Work to do →
Can the data below be set down again exactly, line for line?

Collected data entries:
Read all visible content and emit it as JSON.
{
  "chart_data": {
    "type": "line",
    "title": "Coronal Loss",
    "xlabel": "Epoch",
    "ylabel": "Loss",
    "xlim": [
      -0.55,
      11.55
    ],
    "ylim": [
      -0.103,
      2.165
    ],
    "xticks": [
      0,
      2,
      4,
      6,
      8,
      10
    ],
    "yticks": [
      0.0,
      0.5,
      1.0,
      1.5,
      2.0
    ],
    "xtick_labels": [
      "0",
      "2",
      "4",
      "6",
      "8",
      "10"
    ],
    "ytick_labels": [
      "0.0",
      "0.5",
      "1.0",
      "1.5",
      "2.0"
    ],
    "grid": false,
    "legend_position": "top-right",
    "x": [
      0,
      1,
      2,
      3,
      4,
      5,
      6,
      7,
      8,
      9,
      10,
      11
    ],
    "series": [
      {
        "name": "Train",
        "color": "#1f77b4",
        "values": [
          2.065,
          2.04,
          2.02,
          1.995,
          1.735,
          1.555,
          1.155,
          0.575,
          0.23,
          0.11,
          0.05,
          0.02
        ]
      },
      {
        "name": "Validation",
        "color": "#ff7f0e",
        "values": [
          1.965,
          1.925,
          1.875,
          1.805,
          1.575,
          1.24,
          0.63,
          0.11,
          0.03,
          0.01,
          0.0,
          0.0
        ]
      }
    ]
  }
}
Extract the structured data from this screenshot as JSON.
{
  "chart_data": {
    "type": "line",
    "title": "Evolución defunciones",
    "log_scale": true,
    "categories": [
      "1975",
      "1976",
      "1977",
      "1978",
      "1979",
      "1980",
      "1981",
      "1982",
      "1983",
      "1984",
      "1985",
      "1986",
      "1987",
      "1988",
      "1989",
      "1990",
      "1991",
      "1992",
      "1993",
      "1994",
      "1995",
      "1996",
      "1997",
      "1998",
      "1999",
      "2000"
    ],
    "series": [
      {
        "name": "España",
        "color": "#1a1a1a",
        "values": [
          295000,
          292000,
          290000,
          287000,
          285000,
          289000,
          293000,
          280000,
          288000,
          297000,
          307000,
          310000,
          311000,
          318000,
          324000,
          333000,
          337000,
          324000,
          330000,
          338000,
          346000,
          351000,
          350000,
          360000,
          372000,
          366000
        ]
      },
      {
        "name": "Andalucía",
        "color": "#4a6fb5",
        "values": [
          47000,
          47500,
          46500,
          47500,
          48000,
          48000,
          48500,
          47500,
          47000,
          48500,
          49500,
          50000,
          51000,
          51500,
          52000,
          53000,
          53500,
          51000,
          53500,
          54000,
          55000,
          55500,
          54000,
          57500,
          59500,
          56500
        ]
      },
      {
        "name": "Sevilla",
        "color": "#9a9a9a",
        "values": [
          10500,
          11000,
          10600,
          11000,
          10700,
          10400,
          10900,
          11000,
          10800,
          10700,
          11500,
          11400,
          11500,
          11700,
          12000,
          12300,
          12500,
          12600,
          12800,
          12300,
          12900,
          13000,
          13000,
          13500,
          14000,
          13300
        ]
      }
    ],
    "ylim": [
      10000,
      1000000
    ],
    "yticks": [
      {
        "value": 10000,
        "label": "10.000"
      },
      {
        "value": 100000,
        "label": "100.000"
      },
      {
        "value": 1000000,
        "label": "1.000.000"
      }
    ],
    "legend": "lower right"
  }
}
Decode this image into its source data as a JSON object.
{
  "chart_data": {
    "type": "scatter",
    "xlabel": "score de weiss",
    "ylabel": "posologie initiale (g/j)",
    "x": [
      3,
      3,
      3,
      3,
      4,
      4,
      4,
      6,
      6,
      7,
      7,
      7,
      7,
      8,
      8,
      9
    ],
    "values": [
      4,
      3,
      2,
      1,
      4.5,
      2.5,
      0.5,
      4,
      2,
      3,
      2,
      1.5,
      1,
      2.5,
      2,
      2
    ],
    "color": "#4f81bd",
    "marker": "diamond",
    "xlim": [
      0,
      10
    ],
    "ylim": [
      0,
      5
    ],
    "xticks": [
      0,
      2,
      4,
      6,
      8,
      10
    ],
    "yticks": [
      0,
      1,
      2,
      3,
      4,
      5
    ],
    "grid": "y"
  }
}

Solution for this task →
Read all visible content and emit it as JSON.
{
  "chart_data": {
    "type": "line",
    "title": "Coronal Loss",
    "xlabel": "Epoch",
    "ylabel": "Loss",
    "xlim": [
      -0.55,
      11.55
    ],
    "ylim": [
      -0.103,
      2.165
    ],
    "xticks": [
      0,
      2,
      4,
      6,
      8,
      10
    ],
    "yticks": [
      0.0,
      0.5,
      1.0,
      1.5,
      2.0
    ],
    "xtick_labels": [
      "0",
      "2",
      "4",
      "6",
      "8",
      "10"
    ],
    "ytick_labels": [
      "0.0",
      "0.5",
      "1.0",
      "1.5",
      "2.0"
    ],
    "grid": false,
    "legend_position": "top-right",
    "x": [
      0,
      1,
      2,
      3,
      4,
      5,
      6,
      7,
      8,
      9,
      10,
      11
    ],
    "series": [
      {
        "name": "Train",
        "color": "#1f77b4",
        "values": [
          2.065,
          2.04,
          2.02,
          1.995,
          1.735,
          1.555,
          1.155,
          0.575,
          0.23,
          0.11,
          0.05,
          0.02
        ]
      },
      {
        "name": "Validation",
        "color": "#ff7f0e",
        "values": [
          1.965,
          1.925,
          1.875,
          1.805,
          1.575,
          1.24,
          0.63,
          0.11,
          0.03,
          0.01,
          0.0,
          0.0
        ]
      }
    ]
  }
}
Extract the structured data from this screenshot as JSON.
{
  "chart_data": {
    "type": "line",
    "title": "Evolución defunciones",
    "log_scale": true,
    "categories": [
      "1975",
      "1976",
      "1977",
      "1978",
      "1979",
      "1980",
      "1981",
      "1982",
      "1983",
      "1984",
      "1985",
      "1986",
      "1987",
      "1988",
      "1989",
      "1990",
      "1991",
      "1992",
      "1993",
      "1994",
      "1995",
      "1996",
      "1997",
      "1998",
      "1999",
      "2000"
    ],
    "series": [
      {
        "name": "España",
        "color": "#1a1a1a",
        "values": [
          295000,
          292000,
          290000,
          287000,
          285000,
          289000,
          293000,
          280000,
          288000,
          297000,
          307000,
          310000,
          311000,
          318000,
          324000,
          333000,
          337000,
          324000,
          330000,
          338000,
          346000,
          351000,
          350000,
          360000,
          372000,
          366000
        ]
      },
      {
        "name": "Andalucía",
        "color": "#4a6fb5",
        "values": [
          47000,
          47500,
          46500,
          47500,
          48000,
          48000,
          48500,
          47500,
          47000,
          48500,
          49500,
          50000,
          51000,
          51500,
          52000,
          53000,
          53500,
          51000,
          53500,
          54000,
          55000,
          55500,
          54000,
          57500,
          59500,
          56500
        ]
      },
      {
        "name": "Sevilla",
        "color": "#9a9a9a",
        "values": [
          10500,
          11000,
          10600,
          11000,
          10700,
          10400,
          10900,
          11000,
          10800,
          10700,
          11500,
          11400,
          11500,
          11700,
          12000,
          12300,
          12500,
          12600,
          12800,
          12300,
          12900,
          13000,
          13000,
          13500,
          14000,
          13300
        ]
      }
    ],
    "ylim": [
      10000,
      1000000
    ],
    "yticks": [
      {
        "value": 10000,
        "label": "10.000"
      },
      {
        "value": 100000,
        "label": "100.000"
      },
      {
        "value": 1000000,
        "label": "1.000.000"
      }
    ],
    "legend": "lower right"
  }
}
Decode this image into its source data as a JSON object.
{
  "chart_data": {
    "type": "scatter",
    "xlabel": "score de weiss",
    "ylabel": "posologie initiale (g/j)",
    "x": [
      3,
      3,
      3,
      3,
      4,
      4,
      4,
      6,
      6,
      7,
      7,
      7,
      7,
      8,
      8,
      9
    ],
    "values": [
      4,
      3,
      2,
      1,
      4.5,
      2.5,
      0.5,
      4,
      2,
      3,
      2,
      1.5,
      1,
      2.5,
      2,
      2
    ],
    "color": "#4f81bd",
    "marker": "diamond",
    "xlim": [
      0,
      10
    ],
    "ylim": [
      0,
      5
    ],
    "xticks": [
      0,
      2,
      4,
      6,
      8,
      10
    ],
    "yticks": [
      0,
      1,
      2,
      3,
      4,
      5
    ],
    "grid": "y"
  }
}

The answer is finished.